--- WHAT TO DO ---
Keep only the lines where "theoretical" appears.

------ GIVEN RECORDS ------

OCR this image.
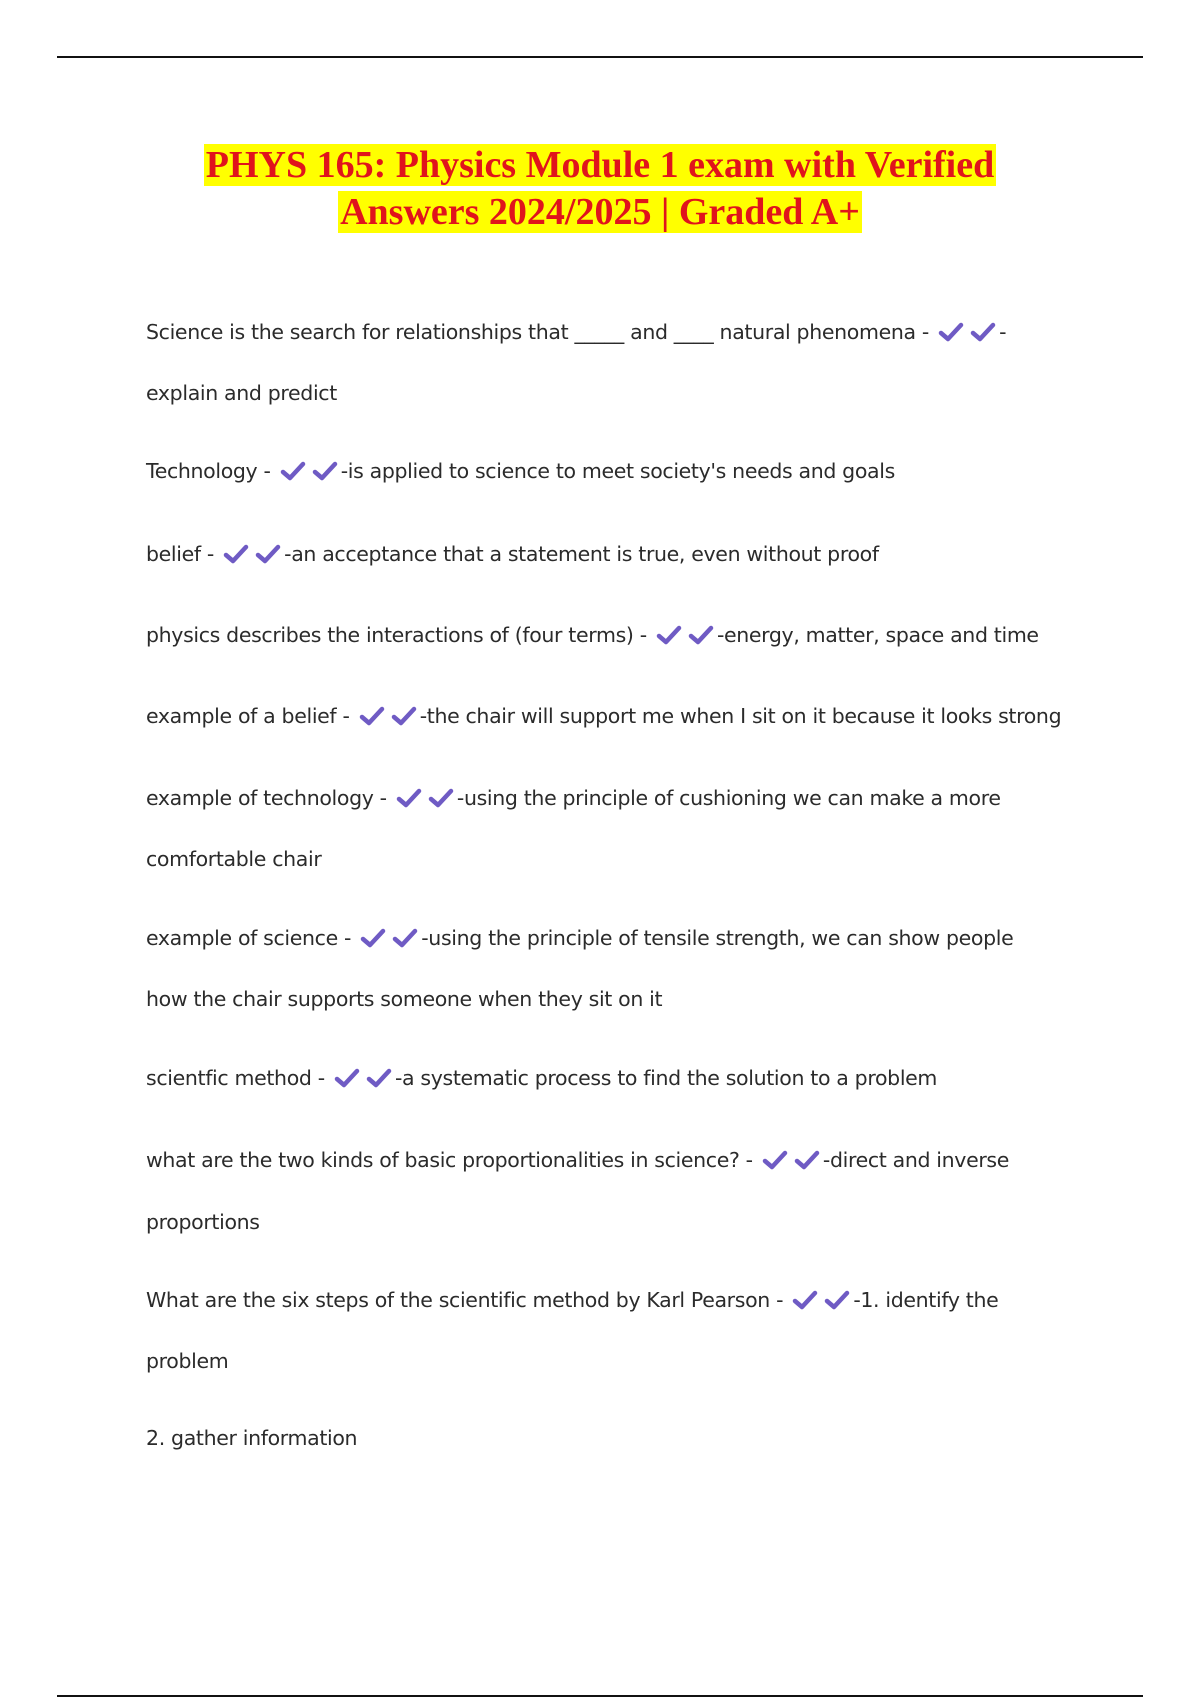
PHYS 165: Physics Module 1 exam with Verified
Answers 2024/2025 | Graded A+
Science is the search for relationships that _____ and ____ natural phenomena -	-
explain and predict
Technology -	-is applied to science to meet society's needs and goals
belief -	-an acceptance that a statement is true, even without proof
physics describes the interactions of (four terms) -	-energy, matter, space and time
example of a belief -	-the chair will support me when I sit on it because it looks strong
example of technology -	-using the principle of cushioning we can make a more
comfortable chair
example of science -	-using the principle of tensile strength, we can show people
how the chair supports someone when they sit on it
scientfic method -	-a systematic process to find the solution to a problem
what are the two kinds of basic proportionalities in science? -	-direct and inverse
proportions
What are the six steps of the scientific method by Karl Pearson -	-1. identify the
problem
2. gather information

------
------ GIVEN RECORDS ------

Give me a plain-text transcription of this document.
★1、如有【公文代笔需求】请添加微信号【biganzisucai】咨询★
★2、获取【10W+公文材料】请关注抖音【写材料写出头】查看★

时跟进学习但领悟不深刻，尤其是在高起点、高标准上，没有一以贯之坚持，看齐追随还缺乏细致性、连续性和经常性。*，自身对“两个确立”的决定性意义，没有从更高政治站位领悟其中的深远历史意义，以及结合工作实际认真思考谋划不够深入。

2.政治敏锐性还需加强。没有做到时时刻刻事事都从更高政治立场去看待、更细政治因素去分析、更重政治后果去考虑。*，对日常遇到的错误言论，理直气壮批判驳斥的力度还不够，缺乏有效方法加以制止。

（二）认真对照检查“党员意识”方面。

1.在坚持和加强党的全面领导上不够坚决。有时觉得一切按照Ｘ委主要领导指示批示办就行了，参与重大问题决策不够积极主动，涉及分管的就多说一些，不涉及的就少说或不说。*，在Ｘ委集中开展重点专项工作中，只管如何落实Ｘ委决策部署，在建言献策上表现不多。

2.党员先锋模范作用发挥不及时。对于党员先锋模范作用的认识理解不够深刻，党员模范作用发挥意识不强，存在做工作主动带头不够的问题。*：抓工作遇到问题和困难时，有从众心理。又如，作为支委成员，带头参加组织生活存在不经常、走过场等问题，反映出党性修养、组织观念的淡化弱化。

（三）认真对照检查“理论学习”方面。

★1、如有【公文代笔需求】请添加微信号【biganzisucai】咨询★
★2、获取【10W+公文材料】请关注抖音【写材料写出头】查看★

------
------ GIVEN RECORDS ------

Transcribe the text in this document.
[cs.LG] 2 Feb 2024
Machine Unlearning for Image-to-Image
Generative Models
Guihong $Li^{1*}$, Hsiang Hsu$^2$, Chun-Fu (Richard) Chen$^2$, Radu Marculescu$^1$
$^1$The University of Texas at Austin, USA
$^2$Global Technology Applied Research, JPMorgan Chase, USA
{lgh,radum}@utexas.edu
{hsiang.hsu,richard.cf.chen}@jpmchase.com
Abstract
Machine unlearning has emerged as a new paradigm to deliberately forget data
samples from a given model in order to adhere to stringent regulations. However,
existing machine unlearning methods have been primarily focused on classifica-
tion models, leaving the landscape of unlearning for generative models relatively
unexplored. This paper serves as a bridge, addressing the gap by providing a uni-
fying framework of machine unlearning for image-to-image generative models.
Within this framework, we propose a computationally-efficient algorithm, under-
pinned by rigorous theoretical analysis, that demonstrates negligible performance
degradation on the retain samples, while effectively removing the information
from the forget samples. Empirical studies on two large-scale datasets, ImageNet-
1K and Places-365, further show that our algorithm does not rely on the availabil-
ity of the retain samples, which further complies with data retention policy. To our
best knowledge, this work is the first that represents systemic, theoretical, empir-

------

--- COMPLETE OUTPUT ---
pinned by rigorous theoretical analysis, that demonstrates negligible performance
best knowledge, this work is the first that represents systemic, theoretical, empir-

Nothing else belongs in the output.